--- start of PAGE EXTRACT ---

11.11 Satisfaction Requirement.
If any agreement, certificate or other writing, or any action taken or to be taken, is by the
terms of this Agreement required to be satisfactory to the Purchasers or to the Required Holders,
the determination of such satisfaction shall be made by the Purchasers or the Required Holders, as
the case may be, in the sole and exclusive judgment of the Person or Persons making such
determination unless, by the terms of this Agreement, such matter is required to be reasonably
satisfactory to the Purchasers or to the Required Holders, as the case may be, in which event the
determination of such satisfaction shall be made by the Purchasers or the Required Holders, as the
case may be, in the reasonable judgment of the Person or Persons making such determination.
11.12 Independence of Covenants.
All covenants contained in this Agreement shall be given independent effect so that if a
particular action or condition is not permitted by any of such covenants, the fact that such action
or condition would be permitted by an exception to, or otherwise be within the limitations of,
another covenant shall not avoid the occurrence of a Default or an Event of Default if such action
is taken or condition exists.
11.13 Remedies Cumulative.
No right, power or remedy granted under any Loan Document is intended to be exclusive, but
each shall be cumulative and in addition to any other rights, powers or remedies referred to in
such Loan Document or otherwise available at law or in equity and the exercise or beginning of
exercise by any party hereto of any one or more of such rights, powers or remedies shall not
preclude the simultaneous or later exercise by such party of any or all such other rights, powers
or remedies.

--- end of PAGE EXTRACT ---
--- start of PROVIDED DATA ---

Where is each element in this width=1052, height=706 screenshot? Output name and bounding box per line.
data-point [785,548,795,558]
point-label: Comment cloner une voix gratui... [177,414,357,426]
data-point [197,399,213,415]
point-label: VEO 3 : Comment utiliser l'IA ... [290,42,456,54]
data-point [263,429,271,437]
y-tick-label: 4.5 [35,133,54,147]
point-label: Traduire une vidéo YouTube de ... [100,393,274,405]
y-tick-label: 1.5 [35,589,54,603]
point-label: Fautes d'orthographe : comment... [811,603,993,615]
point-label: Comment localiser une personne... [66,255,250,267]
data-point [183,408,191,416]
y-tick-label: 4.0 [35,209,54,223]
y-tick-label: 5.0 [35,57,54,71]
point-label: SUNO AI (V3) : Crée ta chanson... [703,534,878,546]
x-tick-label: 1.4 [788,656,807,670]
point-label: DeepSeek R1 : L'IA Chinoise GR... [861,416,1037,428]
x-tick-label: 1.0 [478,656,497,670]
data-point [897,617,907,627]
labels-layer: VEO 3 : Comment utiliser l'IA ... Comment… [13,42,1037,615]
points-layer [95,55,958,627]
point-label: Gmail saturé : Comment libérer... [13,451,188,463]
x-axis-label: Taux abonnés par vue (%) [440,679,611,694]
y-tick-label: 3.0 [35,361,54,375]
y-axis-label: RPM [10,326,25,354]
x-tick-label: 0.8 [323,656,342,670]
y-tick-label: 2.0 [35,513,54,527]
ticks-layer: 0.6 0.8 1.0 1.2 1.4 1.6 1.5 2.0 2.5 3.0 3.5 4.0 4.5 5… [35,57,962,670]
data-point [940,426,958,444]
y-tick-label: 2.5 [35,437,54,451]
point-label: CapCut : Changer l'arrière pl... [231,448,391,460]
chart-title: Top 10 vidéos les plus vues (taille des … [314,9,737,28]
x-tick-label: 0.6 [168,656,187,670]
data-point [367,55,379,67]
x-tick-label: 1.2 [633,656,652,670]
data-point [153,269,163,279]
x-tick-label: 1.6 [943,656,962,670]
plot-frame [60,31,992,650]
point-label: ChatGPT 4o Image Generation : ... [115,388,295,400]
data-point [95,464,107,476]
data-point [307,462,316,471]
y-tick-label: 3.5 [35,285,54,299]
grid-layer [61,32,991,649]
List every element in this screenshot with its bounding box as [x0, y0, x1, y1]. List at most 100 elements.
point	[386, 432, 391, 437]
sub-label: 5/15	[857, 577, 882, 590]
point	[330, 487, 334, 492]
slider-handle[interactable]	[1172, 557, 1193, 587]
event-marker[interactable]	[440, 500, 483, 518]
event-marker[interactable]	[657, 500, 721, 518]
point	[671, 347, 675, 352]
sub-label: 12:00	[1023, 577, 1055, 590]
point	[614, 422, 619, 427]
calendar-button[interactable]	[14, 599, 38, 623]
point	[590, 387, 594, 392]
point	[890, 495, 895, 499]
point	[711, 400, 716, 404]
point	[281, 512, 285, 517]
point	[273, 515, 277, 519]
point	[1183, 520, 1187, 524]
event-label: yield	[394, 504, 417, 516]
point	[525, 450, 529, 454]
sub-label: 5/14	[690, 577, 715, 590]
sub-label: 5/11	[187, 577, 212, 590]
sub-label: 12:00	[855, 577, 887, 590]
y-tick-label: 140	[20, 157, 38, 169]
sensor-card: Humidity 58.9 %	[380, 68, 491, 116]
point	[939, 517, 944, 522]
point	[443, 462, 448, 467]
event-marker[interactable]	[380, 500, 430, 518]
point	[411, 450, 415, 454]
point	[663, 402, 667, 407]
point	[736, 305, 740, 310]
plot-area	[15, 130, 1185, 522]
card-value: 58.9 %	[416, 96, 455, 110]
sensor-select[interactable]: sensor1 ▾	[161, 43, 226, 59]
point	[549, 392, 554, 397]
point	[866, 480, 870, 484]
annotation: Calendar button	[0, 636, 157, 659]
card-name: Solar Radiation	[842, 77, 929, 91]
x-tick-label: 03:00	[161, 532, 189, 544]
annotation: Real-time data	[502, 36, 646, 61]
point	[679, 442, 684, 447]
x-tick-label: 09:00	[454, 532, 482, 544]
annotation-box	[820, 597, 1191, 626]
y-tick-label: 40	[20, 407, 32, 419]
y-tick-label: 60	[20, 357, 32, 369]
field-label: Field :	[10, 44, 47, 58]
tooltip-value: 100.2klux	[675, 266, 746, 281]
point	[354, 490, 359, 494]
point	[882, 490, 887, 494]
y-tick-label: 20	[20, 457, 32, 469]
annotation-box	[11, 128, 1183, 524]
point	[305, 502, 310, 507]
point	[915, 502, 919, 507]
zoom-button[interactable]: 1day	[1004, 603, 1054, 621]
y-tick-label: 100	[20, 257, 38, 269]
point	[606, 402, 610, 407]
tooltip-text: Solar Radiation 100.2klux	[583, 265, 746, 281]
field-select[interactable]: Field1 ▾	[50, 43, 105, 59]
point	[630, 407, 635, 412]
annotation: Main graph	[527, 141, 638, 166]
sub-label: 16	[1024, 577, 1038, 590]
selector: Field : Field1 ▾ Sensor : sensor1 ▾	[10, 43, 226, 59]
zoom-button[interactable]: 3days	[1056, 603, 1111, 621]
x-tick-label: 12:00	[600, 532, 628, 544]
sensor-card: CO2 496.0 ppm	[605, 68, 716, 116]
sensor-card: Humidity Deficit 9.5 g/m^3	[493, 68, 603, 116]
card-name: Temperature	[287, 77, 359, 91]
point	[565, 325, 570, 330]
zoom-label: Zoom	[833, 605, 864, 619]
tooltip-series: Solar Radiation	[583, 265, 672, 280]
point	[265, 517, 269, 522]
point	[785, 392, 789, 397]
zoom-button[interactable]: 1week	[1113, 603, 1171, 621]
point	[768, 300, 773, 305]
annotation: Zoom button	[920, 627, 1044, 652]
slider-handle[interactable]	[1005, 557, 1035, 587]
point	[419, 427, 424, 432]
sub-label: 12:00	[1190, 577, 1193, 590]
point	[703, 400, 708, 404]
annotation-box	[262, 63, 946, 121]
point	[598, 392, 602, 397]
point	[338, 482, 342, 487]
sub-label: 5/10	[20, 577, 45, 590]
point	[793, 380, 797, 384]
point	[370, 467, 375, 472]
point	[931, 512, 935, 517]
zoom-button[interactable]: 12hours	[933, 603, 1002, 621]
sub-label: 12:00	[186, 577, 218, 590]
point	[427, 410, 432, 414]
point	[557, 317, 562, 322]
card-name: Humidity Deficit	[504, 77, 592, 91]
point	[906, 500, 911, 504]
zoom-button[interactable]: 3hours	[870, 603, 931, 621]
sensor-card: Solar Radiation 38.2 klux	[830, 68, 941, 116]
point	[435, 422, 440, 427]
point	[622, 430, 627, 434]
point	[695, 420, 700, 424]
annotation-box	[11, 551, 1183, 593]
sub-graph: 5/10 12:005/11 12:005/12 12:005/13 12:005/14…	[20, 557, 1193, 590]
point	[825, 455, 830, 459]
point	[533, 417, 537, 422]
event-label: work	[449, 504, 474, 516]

--- end of PROVIDED DATA ---

(PROBLEM TO SOLVE)
Answer these questions about the agreement extract.
(a) When a matter must be "reasonably satisfactory" to the Purchasers or the Required Holders, in what judgment is the determination of satisfaction made?
(b) What kind of effect shall all covenants in the Agreement be given?
(c) Is any right, power or remedy granted under any Loan Document intended to be exclusive?

(ANSWER IN FULL)
(a) The determination is made in the reasonable judgment of the Person or Persons making it.
(b) All covenants shall be given independent effect.
(c) No. Each is cumulative and in addition to any other rights, powers or remedies.